• **Dataset**
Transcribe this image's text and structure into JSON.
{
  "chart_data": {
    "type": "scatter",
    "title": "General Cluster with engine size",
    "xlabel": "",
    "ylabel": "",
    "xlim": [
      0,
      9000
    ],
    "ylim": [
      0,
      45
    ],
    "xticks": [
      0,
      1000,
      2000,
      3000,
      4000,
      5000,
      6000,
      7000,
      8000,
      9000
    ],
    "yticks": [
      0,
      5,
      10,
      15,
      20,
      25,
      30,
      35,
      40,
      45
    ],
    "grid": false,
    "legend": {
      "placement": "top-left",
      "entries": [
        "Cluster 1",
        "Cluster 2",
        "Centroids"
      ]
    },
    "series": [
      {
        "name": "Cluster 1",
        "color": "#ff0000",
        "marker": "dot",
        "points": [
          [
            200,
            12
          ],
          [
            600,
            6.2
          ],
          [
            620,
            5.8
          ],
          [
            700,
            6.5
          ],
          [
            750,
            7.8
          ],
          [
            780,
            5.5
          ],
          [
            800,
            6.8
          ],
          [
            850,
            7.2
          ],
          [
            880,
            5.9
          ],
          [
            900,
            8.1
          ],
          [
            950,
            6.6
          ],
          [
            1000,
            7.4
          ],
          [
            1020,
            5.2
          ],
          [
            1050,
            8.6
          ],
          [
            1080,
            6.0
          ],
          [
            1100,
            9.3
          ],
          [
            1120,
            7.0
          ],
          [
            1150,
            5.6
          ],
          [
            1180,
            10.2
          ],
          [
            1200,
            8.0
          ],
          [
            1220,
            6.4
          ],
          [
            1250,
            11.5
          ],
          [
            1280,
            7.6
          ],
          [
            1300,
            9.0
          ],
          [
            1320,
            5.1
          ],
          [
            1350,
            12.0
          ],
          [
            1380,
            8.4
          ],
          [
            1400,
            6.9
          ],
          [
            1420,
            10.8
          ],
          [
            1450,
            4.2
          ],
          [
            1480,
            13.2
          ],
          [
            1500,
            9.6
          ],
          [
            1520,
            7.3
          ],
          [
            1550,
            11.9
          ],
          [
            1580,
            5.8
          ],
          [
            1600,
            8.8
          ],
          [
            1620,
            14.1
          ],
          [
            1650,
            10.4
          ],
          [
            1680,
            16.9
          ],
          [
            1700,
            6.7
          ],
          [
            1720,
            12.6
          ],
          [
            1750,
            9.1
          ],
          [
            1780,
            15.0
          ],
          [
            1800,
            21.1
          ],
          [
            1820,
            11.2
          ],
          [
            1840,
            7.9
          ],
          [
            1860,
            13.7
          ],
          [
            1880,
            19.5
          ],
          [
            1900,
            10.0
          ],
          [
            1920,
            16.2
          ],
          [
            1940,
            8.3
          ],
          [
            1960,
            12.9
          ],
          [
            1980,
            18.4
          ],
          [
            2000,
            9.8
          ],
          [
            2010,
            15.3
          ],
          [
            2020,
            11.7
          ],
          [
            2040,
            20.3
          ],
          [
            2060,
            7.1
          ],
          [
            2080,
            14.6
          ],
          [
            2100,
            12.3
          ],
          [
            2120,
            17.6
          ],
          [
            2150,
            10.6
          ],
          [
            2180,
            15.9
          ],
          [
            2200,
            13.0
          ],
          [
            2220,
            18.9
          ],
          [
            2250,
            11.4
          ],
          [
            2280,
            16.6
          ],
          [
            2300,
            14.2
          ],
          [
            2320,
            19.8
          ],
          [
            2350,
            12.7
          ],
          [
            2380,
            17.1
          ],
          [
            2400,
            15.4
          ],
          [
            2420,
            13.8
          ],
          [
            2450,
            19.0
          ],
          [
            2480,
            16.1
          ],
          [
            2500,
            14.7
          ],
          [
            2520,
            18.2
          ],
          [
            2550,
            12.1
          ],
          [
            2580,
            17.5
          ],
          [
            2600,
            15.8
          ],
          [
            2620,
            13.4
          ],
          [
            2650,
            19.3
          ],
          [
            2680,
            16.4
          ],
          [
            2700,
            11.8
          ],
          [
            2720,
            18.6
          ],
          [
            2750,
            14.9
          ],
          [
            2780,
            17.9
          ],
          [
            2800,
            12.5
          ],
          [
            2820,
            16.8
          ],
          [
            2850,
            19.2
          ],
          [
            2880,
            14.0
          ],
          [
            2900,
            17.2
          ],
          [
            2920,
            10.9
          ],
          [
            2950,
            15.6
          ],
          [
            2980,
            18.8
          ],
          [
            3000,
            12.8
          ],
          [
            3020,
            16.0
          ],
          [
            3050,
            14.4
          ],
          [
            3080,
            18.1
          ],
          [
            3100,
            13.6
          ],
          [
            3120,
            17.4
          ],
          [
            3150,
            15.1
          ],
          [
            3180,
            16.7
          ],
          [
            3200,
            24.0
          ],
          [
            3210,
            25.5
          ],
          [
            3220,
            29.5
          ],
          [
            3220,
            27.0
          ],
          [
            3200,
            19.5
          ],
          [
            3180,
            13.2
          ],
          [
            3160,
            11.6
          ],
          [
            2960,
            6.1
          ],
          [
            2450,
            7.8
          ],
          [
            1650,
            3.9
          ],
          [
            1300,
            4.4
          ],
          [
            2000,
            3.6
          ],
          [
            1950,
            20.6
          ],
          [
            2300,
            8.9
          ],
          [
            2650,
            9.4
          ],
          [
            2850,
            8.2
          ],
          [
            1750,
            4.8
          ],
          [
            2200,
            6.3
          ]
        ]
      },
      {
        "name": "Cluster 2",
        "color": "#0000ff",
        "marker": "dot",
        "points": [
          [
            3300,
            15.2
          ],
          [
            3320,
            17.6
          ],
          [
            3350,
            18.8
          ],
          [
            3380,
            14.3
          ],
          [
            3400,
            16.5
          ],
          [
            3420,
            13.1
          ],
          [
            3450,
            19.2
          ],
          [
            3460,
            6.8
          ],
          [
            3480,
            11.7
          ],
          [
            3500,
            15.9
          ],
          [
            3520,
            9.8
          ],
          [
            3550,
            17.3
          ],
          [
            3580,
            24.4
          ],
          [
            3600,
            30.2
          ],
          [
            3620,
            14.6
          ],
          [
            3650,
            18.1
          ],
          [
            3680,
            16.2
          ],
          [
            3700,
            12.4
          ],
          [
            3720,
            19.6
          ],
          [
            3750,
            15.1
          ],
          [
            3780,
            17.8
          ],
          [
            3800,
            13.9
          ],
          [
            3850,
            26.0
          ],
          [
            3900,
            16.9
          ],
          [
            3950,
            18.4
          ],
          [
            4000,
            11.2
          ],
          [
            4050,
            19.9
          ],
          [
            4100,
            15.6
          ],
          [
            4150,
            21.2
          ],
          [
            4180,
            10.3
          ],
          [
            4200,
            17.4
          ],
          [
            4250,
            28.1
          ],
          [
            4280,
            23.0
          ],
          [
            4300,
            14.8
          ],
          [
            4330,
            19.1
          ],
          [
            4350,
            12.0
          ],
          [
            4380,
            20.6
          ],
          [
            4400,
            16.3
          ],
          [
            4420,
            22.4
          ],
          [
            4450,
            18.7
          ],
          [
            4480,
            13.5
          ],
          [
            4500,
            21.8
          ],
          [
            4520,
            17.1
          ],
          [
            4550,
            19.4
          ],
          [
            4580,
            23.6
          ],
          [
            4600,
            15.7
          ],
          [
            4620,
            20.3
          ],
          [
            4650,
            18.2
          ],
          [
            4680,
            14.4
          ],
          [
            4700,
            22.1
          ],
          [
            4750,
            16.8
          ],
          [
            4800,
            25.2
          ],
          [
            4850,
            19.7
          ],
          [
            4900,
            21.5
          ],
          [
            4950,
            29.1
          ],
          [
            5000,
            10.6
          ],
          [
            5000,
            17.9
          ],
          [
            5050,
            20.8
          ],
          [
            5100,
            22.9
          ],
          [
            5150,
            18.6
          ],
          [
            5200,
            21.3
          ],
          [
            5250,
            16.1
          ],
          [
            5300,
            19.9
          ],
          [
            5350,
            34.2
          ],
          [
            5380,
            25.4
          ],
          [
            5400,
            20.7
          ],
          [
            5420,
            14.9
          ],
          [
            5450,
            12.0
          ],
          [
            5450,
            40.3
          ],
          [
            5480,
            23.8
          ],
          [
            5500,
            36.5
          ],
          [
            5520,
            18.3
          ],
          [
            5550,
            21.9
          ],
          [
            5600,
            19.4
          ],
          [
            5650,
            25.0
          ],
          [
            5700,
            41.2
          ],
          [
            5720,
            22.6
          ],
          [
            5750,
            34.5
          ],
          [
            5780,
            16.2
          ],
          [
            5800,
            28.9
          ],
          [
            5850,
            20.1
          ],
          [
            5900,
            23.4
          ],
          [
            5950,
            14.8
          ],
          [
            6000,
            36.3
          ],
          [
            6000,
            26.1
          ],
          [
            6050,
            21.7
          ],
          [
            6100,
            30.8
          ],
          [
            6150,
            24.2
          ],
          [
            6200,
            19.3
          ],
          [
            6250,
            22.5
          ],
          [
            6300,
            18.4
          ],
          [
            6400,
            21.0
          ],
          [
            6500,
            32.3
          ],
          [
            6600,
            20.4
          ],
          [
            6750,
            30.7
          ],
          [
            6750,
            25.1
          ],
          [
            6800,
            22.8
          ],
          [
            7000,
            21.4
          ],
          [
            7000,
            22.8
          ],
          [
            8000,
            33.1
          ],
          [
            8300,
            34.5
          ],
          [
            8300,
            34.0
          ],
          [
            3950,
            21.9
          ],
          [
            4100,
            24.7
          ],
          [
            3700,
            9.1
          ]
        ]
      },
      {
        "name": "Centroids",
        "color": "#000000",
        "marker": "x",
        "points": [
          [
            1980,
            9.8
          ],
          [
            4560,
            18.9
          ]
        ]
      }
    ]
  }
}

• **Stated problem**
Give the count of lines in the records that contain "name", and no other text.

• **Answer to the problem**
3